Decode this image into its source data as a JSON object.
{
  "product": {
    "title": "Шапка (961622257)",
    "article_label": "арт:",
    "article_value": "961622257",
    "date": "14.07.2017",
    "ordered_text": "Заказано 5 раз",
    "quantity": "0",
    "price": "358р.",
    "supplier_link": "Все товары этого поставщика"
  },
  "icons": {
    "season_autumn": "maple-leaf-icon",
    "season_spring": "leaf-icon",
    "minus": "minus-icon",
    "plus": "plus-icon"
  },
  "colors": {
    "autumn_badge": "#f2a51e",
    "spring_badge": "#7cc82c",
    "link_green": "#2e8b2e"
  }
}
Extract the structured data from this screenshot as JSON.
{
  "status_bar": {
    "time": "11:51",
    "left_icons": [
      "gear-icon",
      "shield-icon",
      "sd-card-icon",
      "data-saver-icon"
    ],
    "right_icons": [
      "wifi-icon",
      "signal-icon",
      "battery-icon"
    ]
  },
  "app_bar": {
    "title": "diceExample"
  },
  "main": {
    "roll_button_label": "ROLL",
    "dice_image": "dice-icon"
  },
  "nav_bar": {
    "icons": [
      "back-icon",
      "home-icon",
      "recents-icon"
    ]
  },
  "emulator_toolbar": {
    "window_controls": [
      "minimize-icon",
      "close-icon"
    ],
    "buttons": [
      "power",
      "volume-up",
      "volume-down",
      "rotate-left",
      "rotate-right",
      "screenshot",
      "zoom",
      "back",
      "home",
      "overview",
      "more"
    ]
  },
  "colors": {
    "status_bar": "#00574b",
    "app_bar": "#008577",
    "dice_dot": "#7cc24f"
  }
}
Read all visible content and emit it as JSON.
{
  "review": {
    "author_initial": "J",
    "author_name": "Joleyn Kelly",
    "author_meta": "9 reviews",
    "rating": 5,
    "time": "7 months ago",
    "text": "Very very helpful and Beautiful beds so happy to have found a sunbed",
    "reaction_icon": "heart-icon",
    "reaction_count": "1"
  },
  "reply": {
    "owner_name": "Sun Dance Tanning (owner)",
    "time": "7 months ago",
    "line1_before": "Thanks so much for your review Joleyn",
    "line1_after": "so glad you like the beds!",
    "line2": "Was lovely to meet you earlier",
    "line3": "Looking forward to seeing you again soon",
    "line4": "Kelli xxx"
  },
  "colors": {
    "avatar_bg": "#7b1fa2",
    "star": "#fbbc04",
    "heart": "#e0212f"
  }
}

——

Problem details: Extract, word for word, each line of the listing above.

Answer to this task:
Decode this image into its source data as a JSON object.
{
  "product": {
    "title": "Шапка (961622257)",
    "article_label": "арт:",
    "article_value": "961622257",
    "date": "14.07.2017",
    "ordered_text": "Заказано 5 раз",
    "quantity": "0",
    "price": "358р.",
    "supplier_link": "Все товары этого поставщика"
  },
  "icons": {
    "season_autumn": "maple-leaf-icon",
    "season_spring": "leaf-icon",
    "minus": "minus-icon",
    "plus": "plus-icon"
  },
  "colors": {
    "autumn_badge": "#f2a51e",
    "spring_badge": "#7cc82c",
    "link_green": "#2e8b2e"
  }
}
Extract the structured data from this screenshot as JSON.
{
  "status_bar": {
    "time": "11:51",
    "left_icons": [
      "gear-icon",
      "shield-icon",
      "sd-card-icon",
      "data-saver-icon"
    ],
    "right_icons": [
      "wifi-icon",
      "signal-icon",
      "battery-icon"
    ]
  },
  "app_bar": {
    "title": "diceExample"
  },
  "main": {
    "roll_button_label": "ROLL",
    "dice_image": "dice-icon"
  },
  "nav_bar": {
    "icons": [
      "back-icon",
      "home-icon",
      "recents-icon"
    ]
  },
  "emulator_toolbar": {
    "window_controls": [
      "minimize-icon",
      "close-icon"
    ],
    "buttons": [
      "power",
      "volume-up",
      "volume-down",
      "rotate-left",
      "rotate-right",
      "screenshot",
      "zoom",
      "back",
      "home",
      "overview",
      "more"
    ]
  },
  "colors": {
    "status_bar": "#00574b",
    "app_bar": "#008577",
    "dice_dot": "#7cc24f"
  }
}
Read all visible content and emit it as JSON.
{
  "review": {
    "author_initial": "J",
    "author_name": "Joleyn Kelly",
    "author_meta": "9 reviews",
    "rating": 5,
    "time": "7 months ago",
    "text": "Very very helpful and Beautiful beds so happy to have found a sunbed",
    "reaction_icon": "heart-icon",
    "reaction_count": "1"
  },
  "reply": {
    "owner_name": "Sun Dance Tanning (owner)",
    "time": "7 months ago",
    "line1_before": "Thanks so much for your review Joleyn",
    "line1_after": "so glad you like the beds!",
    "line2": "Was lovely to meet you earlier",
    "line3": "Looking forward to seeing you again soon",
    "line4": "Kelli xxx"
  },
  "colors": {
    "avatar_bg": "#7b1fa2",
    "star": "#fbbc04",
    "heart": "#e0212f"
  }
}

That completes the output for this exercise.